(Dataset records)
%%

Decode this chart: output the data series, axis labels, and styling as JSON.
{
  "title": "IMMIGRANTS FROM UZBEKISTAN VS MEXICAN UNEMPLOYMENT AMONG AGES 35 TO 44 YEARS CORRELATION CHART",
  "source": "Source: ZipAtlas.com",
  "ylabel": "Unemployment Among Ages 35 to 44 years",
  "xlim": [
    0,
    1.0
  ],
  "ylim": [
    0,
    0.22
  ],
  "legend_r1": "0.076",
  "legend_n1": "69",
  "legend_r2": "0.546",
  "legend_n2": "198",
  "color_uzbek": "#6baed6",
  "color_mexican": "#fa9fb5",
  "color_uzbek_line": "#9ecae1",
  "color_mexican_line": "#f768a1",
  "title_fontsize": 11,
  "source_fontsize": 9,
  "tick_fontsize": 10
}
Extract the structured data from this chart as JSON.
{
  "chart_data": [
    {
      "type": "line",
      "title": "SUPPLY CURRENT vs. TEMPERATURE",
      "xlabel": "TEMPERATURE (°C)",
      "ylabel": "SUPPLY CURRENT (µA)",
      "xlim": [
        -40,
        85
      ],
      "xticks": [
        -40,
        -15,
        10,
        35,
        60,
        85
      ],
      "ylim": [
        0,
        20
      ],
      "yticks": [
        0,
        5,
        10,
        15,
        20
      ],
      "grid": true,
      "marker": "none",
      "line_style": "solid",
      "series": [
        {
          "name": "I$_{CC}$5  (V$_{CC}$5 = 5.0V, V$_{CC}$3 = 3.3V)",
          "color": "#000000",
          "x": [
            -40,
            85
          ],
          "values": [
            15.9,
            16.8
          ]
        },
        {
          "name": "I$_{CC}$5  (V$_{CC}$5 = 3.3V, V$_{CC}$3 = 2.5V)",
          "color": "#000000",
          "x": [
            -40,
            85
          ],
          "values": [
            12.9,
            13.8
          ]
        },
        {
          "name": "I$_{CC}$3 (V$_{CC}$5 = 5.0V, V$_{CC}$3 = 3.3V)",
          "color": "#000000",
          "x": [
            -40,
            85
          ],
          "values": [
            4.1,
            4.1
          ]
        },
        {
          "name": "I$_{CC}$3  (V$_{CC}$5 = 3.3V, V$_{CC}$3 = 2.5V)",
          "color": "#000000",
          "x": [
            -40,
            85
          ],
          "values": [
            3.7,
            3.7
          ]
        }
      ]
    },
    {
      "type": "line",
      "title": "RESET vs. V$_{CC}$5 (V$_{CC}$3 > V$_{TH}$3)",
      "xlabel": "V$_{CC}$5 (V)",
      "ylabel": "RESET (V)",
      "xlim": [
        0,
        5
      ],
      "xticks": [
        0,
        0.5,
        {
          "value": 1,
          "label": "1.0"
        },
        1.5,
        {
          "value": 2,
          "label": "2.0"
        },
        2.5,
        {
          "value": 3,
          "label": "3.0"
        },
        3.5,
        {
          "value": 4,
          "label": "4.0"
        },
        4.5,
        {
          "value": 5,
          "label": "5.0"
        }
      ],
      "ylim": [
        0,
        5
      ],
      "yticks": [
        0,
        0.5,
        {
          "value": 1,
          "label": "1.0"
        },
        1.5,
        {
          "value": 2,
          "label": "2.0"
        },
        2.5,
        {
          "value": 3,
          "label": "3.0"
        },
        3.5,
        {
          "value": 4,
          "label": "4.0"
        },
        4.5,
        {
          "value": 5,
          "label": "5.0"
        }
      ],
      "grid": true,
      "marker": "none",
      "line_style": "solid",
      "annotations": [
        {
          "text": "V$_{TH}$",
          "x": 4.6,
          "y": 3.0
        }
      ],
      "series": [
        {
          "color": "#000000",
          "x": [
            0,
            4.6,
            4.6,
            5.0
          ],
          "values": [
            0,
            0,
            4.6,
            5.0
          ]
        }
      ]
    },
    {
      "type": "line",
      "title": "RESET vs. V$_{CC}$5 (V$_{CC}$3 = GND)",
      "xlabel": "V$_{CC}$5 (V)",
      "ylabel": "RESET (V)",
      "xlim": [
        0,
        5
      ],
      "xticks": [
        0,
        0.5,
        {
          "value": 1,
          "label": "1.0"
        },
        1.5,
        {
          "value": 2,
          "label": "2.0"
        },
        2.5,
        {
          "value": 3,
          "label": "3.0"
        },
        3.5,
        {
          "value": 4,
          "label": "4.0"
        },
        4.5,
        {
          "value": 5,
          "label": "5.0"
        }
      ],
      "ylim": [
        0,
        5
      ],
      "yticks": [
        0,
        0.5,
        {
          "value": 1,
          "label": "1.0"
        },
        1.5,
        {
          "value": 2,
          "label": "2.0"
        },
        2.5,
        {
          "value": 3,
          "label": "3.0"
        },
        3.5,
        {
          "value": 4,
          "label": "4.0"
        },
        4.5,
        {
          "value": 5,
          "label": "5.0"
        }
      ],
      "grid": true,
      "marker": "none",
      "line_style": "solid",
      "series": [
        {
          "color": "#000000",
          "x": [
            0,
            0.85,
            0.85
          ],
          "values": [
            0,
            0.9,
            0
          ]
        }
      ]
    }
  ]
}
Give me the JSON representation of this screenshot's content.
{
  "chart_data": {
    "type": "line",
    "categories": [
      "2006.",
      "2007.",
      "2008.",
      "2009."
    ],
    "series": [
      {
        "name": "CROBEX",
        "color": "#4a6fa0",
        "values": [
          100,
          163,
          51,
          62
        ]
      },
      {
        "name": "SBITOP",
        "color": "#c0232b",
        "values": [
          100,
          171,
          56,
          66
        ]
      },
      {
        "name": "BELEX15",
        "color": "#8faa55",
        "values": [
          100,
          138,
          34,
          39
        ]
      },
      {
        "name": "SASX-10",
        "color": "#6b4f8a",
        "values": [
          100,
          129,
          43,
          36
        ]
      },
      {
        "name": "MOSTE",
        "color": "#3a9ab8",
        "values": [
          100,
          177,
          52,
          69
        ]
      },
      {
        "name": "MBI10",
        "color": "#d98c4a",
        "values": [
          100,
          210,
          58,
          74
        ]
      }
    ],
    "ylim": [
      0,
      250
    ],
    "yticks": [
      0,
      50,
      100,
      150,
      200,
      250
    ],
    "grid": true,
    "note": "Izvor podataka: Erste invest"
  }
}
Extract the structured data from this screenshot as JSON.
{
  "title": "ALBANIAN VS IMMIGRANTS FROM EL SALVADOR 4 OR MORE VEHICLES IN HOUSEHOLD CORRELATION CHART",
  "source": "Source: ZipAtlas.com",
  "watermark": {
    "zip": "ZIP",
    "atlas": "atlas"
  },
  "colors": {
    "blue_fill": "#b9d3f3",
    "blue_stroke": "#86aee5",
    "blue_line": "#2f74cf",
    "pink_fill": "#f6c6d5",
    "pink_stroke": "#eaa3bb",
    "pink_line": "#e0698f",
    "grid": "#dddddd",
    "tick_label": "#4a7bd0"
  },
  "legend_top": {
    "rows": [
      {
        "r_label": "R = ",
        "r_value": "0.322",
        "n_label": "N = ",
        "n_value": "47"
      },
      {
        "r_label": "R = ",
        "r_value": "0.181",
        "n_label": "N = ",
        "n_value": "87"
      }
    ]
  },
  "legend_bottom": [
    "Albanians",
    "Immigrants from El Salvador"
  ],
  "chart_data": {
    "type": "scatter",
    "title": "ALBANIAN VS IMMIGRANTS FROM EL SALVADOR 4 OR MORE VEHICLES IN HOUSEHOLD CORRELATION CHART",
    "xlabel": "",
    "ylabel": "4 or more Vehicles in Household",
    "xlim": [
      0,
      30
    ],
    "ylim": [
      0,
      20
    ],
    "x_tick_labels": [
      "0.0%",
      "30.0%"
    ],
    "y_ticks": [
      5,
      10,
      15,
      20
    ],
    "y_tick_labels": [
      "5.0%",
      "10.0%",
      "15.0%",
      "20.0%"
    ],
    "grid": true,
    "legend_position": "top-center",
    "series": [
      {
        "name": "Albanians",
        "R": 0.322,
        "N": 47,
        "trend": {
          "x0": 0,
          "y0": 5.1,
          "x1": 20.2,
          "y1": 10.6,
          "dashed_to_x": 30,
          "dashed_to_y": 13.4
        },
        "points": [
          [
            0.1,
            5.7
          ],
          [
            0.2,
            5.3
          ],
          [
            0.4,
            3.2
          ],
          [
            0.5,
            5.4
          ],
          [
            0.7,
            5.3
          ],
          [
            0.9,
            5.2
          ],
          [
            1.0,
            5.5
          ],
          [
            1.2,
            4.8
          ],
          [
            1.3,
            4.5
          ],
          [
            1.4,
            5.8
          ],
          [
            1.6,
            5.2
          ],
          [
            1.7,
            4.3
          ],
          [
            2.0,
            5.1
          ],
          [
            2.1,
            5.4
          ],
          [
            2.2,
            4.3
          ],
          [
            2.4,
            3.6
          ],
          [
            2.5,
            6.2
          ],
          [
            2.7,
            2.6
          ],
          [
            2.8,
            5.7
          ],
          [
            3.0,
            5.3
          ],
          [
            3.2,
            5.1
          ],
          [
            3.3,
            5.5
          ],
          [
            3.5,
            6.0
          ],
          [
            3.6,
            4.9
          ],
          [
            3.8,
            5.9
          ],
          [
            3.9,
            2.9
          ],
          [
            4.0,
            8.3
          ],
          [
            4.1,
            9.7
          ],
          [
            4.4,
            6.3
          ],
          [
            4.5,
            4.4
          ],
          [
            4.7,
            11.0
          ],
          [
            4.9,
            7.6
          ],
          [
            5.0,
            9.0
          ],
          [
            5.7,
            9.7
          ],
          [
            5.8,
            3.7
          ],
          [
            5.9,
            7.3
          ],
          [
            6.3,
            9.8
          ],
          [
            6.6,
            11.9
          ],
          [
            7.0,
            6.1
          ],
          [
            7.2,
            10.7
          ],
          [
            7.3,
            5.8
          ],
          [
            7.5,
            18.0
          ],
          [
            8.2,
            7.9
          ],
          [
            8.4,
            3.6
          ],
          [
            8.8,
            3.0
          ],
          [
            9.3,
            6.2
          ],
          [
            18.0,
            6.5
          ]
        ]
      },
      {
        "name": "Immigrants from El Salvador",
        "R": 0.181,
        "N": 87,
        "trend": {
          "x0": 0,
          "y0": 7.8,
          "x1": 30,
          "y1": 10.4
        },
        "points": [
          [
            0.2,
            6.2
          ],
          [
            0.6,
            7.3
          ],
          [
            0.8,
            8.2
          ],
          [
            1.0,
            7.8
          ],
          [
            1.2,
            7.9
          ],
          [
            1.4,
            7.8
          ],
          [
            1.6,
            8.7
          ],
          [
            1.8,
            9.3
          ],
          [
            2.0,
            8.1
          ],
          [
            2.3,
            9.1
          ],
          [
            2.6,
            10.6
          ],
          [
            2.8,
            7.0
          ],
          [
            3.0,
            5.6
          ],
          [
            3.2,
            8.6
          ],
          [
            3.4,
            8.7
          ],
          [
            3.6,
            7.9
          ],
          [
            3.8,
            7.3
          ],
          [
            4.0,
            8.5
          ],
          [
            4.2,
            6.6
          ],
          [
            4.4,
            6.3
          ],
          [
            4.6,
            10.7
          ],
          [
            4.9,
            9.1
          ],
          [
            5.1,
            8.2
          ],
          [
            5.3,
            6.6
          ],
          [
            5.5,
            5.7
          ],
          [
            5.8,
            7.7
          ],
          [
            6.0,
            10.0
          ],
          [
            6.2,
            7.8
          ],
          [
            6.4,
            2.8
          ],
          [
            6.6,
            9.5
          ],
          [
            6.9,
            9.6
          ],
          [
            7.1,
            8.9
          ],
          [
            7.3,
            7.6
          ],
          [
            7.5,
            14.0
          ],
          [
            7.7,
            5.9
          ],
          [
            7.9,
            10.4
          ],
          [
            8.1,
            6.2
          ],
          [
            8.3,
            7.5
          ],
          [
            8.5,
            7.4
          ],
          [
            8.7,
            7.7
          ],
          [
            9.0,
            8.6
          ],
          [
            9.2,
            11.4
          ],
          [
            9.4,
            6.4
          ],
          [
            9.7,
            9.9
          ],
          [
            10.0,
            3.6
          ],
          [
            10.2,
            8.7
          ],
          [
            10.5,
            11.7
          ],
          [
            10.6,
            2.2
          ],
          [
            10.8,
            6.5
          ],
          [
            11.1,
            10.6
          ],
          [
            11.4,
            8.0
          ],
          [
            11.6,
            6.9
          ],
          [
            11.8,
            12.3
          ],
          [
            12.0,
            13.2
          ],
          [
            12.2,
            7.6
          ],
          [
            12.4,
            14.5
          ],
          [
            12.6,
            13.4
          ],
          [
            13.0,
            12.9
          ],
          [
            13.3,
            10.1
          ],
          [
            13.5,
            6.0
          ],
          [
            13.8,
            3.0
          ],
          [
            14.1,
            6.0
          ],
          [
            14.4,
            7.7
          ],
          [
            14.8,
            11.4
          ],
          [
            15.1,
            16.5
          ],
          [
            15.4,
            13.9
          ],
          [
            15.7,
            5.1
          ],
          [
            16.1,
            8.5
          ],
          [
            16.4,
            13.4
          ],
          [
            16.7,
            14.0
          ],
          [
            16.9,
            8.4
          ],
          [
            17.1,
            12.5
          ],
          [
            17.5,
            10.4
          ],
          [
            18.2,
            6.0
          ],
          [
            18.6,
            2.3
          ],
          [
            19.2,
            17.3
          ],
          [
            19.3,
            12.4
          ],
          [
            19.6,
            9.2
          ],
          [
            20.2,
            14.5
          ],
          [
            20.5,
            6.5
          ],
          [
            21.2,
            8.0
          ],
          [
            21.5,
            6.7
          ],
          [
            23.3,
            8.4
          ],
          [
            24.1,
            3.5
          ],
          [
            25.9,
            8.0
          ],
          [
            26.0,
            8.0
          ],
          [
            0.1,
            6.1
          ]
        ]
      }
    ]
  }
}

%%

= Task to complete =
Collect, from the material above, every line containing the word "this".

= Written solution =
Decode this chart: output the data series, axis labels, and styling as JSON.
Extract the structured data from this chart as JSON.
Give me the JSON representation of this screenshot's content.
Extract the structured data from this screenshot as JSON.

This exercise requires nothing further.